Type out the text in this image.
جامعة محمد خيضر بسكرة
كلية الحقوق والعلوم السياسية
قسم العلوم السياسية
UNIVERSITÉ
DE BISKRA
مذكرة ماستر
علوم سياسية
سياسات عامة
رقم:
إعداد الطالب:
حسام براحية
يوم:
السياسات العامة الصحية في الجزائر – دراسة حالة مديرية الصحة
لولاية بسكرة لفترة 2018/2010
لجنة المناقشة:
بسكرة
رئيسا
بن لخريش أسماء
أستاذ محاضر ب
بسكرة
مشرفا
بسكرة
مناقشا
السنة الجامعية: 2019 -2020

# # # # #

THE EXERCISE =>
Check each line of the records above for "السياسية", and copy those that have it.

REPLY TO THE EXERCISE =>
كلية الحقوق والعلوم السياسية
قسم العلوم السياسية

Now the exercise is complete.